- _INSTRUCTIONS FOR THE TASK_
Copy out every line of the items below without any changes.

Layout items
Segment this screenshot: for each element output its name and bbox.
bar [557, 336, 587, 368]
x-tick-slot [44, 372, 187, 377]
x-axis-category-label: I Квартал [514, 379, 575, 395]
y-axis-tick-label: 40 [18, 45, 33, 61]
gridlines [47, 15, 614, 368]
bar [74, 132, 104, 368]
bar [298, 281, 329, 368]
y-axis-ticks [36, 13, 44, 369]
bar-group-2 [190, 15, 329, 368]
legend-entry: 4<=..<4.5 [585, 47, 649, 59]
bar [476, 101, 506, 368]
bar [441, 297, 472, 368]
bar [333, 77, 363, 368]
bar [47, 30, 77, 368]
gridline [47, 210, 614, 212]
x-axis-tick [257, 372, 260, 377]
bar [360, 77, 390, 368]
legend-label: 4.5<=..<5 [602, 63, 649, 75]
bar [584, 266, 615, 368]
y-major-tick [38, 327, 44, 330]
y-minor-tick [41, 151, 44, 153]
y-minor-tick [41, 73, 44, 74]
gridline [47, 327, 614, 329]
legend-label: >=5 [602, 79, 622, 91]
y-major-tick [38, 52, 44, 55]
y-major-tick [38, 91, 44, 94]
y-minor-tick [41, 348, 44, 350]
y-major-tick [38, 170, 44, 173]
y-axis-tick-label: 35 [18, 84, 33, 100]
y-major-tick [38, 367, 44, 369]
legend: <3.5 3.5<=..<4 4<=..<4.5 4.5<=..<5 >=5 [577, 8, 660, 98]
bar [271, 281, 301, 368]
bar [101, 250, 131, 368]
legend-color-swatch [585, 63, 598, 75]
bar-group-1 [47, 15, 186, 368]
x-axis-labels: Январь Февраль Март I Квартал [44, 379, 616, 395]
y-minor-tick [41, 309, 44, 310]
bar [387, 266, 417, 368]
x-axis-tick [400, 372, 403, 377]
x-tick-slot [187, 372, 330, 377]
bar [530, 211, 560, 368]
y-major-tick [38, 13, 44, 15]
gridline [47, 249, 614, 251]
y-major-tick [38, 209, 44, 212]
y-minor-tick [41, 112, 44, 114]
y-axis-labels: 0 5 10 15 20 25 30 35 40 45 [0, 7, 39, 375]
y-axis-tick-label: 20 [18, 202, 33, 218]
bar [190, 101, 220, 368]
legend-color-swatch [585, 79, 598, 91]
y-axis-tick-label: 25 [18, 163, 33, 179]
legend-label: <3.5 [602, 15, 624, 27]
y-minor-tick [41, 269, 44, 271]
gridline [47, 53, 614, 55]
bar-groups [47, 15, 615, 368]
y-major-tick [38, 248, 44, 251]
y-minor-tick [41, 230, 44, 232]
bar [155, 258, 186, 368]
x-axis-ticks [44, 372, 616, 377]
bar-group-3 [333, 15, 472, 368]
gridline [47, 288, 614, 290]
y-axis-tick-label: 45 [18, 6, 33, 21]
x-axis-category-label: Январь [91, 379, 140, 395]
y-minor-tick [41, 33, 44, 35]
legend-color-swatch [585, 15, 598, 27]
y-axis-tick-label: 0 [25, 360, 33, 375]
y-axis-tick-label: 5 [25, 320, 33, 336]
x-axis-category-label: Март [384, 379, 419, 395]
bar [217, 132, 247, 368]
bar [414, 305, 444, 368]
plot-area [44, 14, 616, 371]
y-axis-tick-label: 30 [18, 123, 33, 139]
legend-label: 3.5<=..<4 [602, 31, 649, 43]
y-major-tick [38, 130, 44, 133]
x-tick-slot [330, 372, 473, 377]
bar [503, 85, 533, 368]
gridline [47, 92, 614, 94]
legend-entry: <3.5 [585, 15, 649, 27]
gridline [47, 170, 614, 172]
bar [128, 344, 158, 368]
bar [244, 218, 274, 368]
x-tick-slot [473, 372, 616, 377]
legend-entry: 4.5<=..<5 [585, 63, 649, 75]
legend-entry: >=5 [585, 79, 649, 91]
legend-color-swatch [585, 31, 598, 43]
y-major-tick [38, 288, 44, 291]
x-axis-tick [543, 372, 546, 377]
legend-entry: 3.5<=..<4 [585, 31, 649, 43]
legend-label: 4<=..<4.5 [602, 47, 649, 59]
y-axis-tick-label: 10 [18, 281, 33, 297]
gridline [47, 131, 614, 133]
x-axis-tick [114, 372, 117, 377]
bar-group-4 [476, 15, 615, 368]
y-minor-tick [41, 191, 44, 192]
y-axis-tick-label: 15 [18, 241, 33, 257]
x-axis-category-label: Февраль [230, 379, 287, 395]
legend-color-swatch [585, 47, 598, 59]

- _PROBLEM SOLUTION_
Segment this screenshot: for each element output its name and bbox.
bar [557, 336, 587, 368]
x-tick-slot [44, 372, 187, 377]
x-axis-category-label: I Квартал [514, 379, 575, 395]
y-axis-tick-label: 40 [18, 45, 33, 61]
gridlines [47, 15, 614, 368]
bar [74, 132, 104, 368]
bar [298, 281, 329, 368]
y-axis-ticks [36, 13, 44, 369]
bar-group-2 [190, 15, 329, 368]
legend-entry: 4<=..<4.5 [585, 47, 649, 59]
bar [476, 101, 506, 368]
bar [441, 297, 472, 368]
bar [333, 77, 363, 368]
bar [47, 30, 77, 368]
gridline [47, 210, 614, 212]
x-axis-tick [257, 372, 260, 377]
bar [360, 77, 390, 368]
legend-label: 4.5<=..<5 [602, 63, 649, 75]
bar [584, 266, 615, 368]
y-major-tick [38, 327, 44, 330]
y-minor-tick [41, 151, 44, 153]
y-minor-tick [41, 73, 44, 74]
gridline [47, 327, 614, 329]
legend-label: >=5 [602, 79, 622, 91]
y-major-tick [38, 52, 44, 55]
y-major-tick [38, 91, 44, 94]
y-minor-tick [41, 348, 44, 350]
y-major-tick [38, 170, 44, 173]
y-axis-tick-label: 35 [18, 84, 33, 100]
y-major-tick [38, 367, 44, 369]
legend: <3.5 3.5<=..<4 4<=..<4.5 4.5<=..<5 >=5 [577, 8, 660, 98]
bar [271, 281, 301, 368]
bar [101, 250, 131, 368]
legend-color-swatch [585, 63, 598, 75]
bar-group-1 [47, 15, 186, 368]
x-axis-labels: Январь Февраль Март I Квартал [44, 379, 616, 395]
y-minor-tick [41, 309, 44, 310]
bar [387, 266, 417, 368]
x-axis-tick [400, 372, 403, 377]
x-tick-slot [187, 372, 330, 377]
bar [530, 211, 560, 368]
y-major-tick [38, 13, 44, 15]
gridline [47, 249, 614, 251]
y-major-tick [38, 209, 44, 212]
y-minor-tick [41, 112, 44, 114]
y-axis-labels: 0 5 10 15 20 25 30 35 40 45 [0, 7, 39, 375]
y-axis-tick-label: 20 [18, 202, 33, 218]
bar [190, 101, 220, 368]
legend-color-swatch [585, 79, 598, 91]
y-axis-tick-label: 25 [18, 163, 33, 179]
legend-label: <3.5 [602, 15, 624, 27]
y-minor-tick [41, 269, 44, 271]
gridline [47, 53, 614, 55]
bar-groups [47, 15, 615, 368]
y-major-tick [38, 248, 44, 251]
y-minor-tick [41, 230, 44, 232]
bar [155, 258, 186, 368]
x-axis-ticks [44, 372, 616, 377]
bar-group-3 [333, 15, 472, 368]
gridline [47, 288, 614, 290]
y-axis-tick-label: 45 [18, 6, 33, 21]
x-axis-category-label: Январь [91, 379, 140, 395]
y-minor-tick [41, 33, 44, 35]
legend-color-swatch [585, 15, 598, 27]
y-axis-tick-label: 0 [25, 360, 33, 375]
y-axis-tick-label: 5 [25, 320, 33, 336]
x-axis-category-label: Март [384, 379, 419, 395]
bar [217, 132, 247, 368]
bar [414, 305, 444, 368]
plot-area [44, 14, 616, 371]
y-axis-tick-label: 30 [18, 123, 33, 139]
legend-label: 3.5<=..<4 [602, 31, 649, 43]
y-major-tick [38, 130, 44, 133]
x-tick-slot [330, 372, 473, 377]
bar [503, 85, 533, 368]
gridline [47, 92, 614, 94]
legend-entry: <3.5 [585, 15, 649, 27]
gridline [47, 170, 614, 172]
bar [128, 344, 158, 368]
bar [244, 218, 274, 368]
x-tick-slot [473, 372, 616, 377]
legend-entry: 4.5<=..<5 [585, 63, 649, 75]
legend-entry: >=5 [585, 79, 649, 91]
legend-color-swatch [585, 31, 598, 43]
y-major-tick [38, 288, 44, 291]
x-axis-tick [543, 372, 546, 377]
legend-entry: 3.5<=..<4 [585, 31, 649, 43]
legend-label: 4<=..<4.5 [602, 47, 649, 59]
y-axis-tick-label: 10 [18, 281, 33, 297]
gridline [47, 131, 614, 133]
x-axis-tick [114, 372, 117, 377]
bar-group-4 [476, 15, 615, 368]
y-minor-tick [41, 191, 44, 192]
y-axis-tick-label: 15 [18, 241, 33, 257]
x-axis-category-label: Февраль [230, 379, 287, 395]
legend-color-swatch [585, 47, 598, 59]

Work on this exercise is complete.